Dan Nimmer (born 1982) is an American jazz pianist and composer.

Early life
Nimmer was born in Milwaukee, Wisconsin, in 1982. He started playing the piano by ear. He had classical music lessons, and studied jazz at the Wisconsin Conservatory of Music from the age of 15. His parents also took him to hear local musicians perform, and he had the opportunity to play with them. While a student at Northern Illinois University, Nimmer continued playing in Chicago clubs.

Later life and career
Nimmer moved to New York in 2004. In the following year, he joined the Jazz at Lincoln Center Orchestra. He also became pianist in a variety of bands led by trumpeter Wynton Marsalis. Nimmer's second recording as leader was Kelly Blue, a tribute to pianist Wynton Kelly.

▸ Set problem 1:
Answer these about the piece on Dan Nimmer:
(a) In what city and state was he born?
(b) In what year did he move to New York?
(c) Which pianist does his recording Kelly Blue honor?
▸ Set problem 2: Resume the piece on Dan Nimmer, writing on from after its last sentence.
The lines that come after the Dan Nimmer piece are separate material with no link to it.

▸ Listing:
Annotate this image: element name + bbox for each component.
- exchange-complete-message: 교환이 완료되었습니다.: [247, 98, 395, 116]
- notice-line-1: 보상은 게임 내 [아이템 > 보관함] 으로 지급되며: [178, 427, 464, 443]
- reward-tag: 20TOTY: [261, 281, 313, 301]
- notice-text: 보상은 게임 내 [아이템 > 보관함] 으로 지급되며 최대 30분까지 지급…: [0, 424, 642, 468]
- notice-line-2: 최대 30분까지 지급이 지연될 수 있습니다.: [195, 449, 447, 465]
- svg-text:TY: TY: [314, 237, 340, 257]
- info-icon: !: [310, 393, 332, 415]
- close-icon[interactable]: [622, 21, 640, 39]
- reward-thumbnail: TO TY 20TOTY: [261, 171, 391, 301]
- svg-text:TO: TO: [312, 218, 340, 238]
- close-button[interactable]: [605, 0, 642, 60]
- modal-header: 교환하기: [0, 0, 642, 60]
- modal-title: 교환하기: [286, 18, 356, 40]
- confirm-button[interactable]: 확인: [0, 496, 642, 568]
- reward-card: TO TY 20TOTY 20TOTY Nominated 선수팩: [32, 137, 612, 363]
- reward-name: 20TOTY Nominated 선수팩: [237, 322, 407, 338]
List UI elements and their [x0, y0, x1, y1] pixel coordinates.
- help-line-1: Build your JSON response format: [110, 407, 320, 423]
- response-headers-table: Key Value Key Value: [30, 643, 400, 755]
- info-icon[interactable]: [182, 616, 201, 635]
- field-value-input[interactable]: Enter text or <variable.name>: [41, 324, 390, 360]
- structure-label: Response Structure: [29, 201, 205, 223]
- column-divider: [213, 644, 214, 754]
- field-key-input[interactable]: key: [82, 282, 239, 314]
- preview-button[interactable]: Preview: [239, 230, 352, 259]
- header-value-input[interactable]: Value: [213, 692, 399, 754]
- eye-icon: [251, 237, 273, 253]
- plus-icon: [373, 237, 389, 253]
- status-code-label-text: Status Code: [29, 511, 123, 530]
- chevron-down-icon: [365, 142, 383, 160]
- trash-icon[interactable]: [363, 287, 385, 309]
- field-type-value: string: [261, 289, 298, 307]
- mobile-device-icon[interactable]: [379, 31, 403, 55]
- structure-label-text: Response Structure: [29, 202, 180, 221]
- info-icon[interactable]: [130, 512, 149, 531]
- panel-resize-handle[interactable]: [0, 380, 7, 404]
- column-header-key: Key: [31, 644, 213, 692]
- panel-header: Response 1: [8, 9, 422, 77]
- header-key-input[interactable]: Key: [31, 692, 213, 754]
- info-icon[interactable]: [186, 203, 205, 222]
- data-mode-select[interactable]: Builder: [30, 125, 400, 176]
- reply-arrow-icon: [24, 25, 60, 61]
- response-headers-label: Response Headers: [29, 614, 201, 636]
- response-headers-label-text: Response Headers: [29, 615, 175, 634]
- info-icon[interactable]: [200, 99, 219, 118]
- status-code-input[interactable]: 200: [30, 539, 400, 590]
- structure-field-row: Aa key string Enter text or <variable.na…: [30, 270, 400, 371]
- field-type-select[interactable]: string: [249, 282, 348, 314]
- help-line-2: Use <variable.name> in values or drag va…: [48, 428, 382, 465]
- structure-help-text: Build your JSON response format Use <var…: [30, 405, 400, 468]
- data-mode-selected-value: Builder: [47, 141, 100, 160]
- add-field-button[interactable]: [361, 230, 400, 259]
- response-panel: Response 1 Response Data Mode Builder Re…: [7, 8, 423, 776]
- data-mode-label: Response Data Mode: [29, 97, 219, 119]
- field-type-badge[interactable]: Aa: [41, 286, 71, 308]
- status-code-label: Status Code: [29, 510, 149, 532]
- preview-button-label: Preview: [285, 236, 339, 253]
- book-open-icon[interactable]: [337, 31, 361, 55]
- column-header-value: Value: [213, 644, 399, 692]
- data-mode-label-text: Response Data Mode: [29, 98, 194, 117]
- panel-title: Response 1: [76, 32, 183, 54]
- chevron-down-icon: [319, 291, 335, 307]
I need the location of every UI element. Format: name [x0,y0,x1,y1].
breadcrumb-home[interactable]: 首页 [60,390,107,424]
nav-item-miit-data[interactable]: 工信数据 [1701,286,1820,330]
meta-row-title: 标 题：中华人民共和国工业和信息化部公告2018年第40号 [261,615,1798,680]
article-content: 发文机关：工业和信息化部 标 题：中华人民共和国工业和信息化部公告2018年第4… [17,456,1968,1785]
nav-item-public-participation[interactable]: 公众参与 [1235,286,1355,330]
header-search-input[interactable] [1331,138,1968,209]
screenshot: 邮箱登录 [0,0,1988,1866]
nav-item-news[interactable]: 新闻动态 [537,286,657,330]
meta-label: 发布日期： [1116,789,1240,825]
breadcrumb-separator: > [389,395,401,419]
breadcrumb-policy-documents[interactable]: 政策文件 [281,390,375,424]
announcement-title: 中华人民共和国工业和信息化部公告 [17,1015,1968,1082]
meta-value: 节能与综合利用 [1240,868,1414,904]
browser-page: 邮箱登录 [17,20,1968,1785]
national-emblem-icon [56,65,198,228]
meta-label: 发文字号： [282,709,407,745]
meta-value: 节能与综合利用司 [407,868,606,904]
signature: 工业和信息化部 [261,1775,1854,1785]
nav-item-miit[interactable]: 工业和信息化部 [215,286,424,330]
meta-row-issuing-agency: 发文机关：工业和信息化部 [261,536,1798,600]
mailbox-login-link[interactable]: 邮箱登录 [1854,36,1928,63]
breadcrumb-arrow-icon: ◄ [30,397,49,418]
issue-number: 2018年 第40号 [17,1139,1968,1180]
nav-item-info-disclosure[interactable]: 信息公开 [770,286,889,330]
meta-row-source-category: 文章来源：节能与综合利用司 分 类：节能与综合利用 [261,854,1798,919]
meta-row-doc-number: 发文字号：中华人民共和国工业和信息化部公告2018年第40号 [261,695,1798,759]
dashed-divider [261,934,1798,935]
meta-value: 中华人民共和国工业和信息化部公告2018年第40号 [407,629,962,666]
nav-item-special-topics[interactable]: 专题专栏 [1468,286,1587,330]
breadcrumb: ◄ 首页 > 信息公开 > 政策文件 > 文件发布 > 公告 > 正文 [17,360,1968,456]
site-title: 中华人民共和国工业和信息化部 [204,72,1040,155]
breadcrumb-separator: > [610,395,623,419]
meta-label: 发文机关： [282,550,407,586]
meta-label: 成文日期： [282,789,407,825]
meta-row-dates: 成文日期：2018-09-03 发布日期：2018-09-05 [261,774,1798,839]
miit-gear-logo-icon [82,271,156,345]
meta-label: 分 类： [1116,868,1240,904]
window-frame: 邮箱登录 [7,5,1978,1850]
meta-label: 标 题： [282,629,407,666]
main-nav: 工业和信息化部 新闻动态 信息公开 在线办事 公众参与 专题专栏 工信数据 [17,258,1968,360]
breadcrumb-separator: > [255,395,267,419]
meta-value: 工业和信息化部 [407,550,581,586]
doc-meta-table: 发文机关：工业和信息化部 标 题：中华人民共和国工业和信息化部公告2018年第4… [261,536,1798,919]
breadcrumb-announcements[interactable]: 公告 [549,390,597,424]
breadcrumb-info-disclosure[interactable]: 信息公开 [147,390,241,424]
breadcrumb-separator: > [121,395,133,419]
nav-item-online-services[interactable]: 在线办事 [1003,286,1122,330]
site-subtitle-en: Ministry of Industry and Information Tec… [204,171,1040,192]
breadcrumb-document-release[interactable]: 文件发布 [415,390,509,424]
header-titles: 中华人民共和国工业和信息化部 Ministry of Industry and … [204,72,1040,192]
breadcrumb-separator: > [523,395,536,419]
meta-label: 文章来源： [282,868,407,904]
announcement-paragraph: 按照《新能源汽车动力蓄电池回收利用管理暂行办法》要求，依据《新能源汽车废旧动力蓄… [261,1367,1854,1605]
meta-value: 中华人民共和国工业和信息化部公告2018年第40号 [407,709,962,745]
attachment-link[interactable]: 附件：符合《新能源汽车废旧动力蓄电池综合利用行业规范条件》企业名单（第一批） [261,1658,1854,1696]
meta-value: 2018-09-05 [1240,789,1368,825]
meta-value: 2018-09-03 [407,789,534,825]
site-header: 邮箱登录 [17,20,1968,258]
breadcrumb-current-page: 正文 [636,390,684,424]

▸ Task answer 1:
(a) Milwaukee, Wisconsin
(b) 2004
(c) Wynton Kelly

▸ Task answer 2:
Playing style
A 2012 reviewer commented that "The emphasis on melody during the set is noteworthy, as Nimmer never let his considerable chops dominate a piece for the sake of show. Here is a pianist who respects the song". An earlier reviewer of Kelly Blue praised Nimmer's emulation of Kelly, and queried "whether Nimmer's technique and intimacy with history will eventually lead to the development of a distinctive personal voice".

Discography
An asterisk (*) indicates that the year is that of release.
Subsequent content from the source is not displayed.